TASK TO CARRY OUT —
Find the word "text" in the data. Return every line where it appears.

Dataset excerpt:
◇ ◇ ◇

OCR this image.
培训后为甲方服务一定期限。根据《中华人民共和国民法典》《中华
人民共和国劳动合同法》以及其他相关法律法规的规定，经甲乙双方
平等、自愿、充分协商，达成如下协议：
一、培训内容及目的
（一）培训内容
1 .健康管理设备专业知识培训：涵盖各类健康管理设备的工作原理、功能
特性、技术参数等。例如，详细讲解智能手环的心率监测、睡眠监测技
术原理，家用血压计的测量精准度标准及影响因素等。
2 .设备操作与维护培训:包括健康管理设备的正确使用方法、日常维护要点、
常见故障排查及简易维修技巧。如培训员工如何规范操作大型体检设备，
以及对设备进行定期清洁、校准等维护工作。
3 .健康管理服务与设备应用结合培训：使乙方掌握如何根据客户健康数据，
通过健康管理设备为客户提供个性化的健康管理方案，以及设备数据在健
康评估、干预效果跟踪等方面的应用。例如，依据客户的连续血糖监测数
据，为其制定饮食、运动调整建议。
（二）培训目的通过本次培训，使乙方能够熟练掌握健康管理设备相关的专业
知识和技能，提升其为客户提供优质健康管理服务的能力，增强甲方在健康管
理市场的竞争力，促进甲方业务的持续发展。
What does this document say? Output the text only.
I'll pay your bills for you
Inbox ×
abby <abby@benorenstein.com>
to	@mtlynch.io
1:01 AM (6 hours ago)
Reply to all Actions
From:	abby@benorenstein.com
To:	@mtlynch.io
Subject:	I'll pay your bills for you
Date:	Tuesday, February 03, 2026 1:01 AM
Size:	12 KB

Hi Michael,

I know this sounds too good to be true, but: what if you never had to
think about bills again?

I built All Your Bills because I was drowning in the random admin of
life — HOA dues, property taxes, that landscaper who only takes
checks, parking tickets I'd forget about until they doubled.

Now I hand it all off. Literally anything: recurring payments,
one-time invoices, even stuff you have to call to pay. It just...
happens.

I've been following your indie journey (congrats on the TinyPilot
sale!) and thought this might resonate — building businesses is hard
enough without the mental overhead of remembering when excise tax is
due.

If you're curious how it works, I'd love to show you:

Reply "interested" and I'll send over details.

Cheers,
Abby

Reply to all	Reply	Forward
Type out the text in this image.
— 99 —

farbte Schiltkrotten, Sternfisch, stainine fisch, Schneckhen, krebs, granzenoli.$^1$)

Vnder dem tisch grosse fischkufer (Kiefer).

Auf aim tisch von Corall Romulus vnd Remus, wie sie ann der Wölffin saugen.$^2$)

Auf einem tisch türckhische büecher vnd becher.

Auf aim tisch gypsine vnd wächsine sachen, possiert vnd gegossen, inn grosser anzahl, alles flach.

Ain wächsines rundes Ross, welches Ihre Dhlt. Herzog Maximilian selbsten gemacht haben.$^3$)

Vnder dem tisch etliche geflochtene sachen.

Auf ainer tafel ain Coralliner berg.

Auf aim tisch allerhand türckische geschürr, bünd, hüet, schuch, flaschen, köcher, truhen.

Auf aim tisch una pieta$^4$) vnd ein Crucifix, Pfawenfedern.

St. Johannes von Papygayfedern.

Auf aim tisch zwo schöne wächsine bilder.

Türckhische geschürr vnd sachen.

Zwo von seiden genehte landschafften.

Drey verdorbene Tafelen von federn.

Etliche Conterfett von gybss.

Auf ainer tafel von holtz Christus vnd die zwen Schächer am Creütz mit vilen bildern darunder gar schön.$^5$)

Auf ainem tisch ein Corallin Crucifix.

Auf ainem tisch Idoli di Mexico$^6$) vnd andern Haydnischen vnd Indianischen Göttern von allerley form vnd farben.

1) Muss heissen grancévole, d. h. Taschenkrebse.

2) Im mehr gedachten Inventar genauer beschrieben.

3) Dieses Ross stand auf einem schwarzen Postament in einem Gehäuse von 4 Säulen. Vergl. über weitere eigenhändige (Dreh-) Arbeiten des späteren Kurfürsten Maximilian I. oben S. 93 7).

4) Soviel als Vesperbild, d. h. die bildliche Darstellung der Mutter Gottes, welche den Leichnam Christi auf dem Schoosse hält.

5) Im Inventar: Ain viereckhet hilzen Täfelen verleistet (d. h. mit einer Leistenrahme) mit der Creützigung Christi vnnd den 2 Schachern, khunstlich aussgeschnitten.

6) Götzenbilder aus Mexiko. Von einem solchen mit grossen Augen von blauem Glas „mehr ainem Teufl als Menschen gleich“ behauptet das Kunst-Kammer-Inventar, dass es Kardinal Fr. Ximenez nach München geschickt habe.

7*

◇ ◇ ◇

THE RESPONSE —
What does this document say? Output the text only.
Type out the text in this image.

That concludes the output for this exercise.